**What you are asked to do:** Report only the number of lines in this material that include "законодательством".

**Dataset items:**
-- Start --
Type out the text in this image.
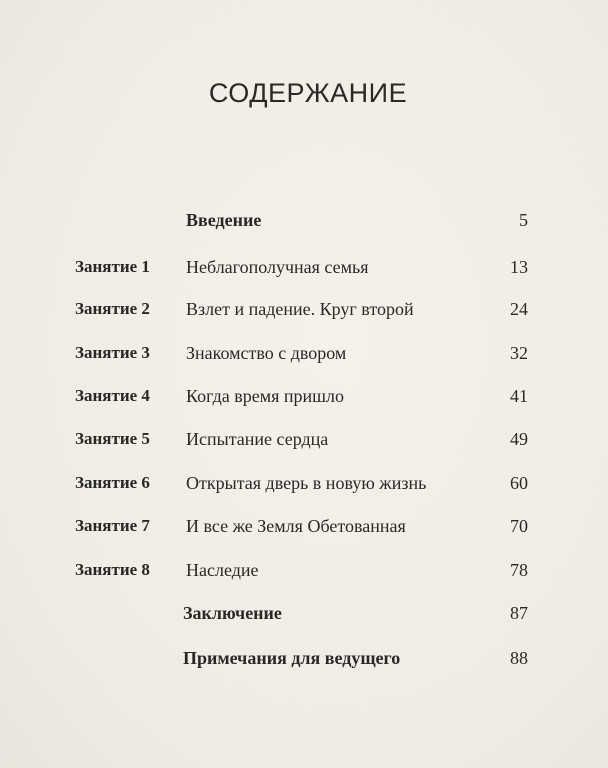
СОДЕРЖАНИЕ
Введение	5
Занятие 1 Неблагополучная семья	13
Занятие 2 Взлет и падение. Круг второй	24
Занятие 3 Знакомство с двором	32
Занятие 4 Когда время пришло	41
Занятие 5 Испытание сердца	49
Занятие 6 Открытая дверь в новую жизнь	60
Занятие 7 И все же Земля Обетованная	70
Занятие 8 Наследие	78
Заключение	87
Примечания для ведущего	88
-- End --
-- Start --
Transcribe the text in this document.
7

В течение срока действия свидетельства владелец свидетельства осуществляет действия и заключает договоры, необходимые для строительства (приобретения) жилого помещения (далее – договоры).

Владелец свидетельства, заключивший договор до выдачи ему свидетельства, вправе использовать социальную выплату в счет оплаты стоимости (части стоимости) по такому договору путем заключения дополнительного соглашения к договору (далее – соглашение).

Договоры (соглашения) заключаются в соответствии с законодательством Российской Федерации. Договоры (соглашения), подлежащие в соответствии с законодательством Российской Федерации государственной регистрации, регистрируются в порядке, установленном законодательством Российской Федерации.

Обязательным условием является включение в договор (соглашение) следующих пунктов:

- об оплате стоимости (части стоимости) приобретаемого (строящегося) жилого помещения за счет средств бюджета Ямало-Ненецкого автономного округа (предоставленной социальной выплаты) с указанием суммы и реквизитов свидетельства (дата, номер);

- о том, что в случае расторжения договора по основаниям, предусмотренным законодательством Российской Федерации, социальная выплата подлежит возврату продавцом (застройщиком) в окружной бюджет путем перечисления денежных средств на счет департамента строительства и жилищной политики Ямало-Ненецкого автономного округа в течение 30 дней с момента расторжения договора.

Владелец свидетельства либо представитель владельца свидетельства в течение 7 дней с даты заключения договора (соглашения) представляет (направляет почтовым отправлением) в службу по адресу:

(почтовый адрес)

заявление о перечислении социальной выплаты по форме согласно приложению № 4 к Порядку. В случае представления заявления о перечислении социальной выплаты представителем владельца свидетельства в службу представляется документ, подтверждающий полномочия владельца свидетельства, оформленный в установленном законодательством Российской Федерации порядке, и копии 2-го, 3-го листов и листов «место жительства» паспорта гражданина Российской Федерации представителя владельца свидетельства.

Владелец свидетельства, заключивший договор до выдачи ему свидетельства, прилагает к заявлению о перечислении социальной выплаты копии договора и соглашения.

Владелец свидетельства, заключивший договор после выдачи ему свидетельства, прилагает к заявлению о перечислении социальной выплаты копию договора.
-- End --
-- Start --
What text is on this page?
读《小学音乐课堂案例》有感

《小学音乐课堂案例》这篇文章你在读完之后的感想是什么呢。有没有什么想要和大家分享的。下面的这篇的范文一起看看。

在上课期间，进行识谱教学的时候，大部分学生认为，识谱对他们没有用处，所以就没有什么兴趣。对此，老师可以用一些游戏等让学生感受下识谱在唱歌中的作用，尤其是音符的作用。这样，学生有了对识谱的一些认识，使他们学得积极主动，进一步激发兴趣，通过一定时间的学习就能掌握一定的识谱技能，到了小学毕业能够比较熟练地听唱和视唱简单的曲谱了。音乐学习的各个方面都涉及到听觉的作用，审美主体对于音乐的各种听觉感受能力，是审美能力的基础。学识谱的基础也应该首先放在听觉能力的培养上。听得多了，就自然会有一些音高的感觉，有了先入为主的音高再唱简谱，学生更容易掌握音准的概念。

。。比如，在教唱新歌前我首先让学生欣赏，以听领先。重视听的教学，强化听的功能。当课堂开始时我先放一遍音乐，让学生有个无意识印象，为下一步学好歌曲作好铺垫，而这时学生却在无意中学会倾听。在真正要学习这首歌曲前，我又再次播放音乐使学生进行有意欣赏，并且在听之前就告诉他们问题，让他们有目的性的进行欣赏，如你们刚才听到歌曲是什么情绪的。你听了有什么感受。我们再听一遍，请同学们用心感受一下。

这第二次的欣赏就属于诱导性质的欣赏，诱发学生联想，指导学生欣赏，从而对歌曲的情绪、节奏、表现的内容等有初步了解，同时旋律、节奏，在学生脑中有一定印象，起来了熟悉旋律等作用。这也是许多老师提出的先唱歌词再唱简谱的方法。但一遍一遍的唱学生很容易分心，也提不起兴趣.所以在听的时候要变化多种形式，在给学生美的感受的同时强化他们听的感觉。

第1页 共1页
-- End --
**Task result:** 3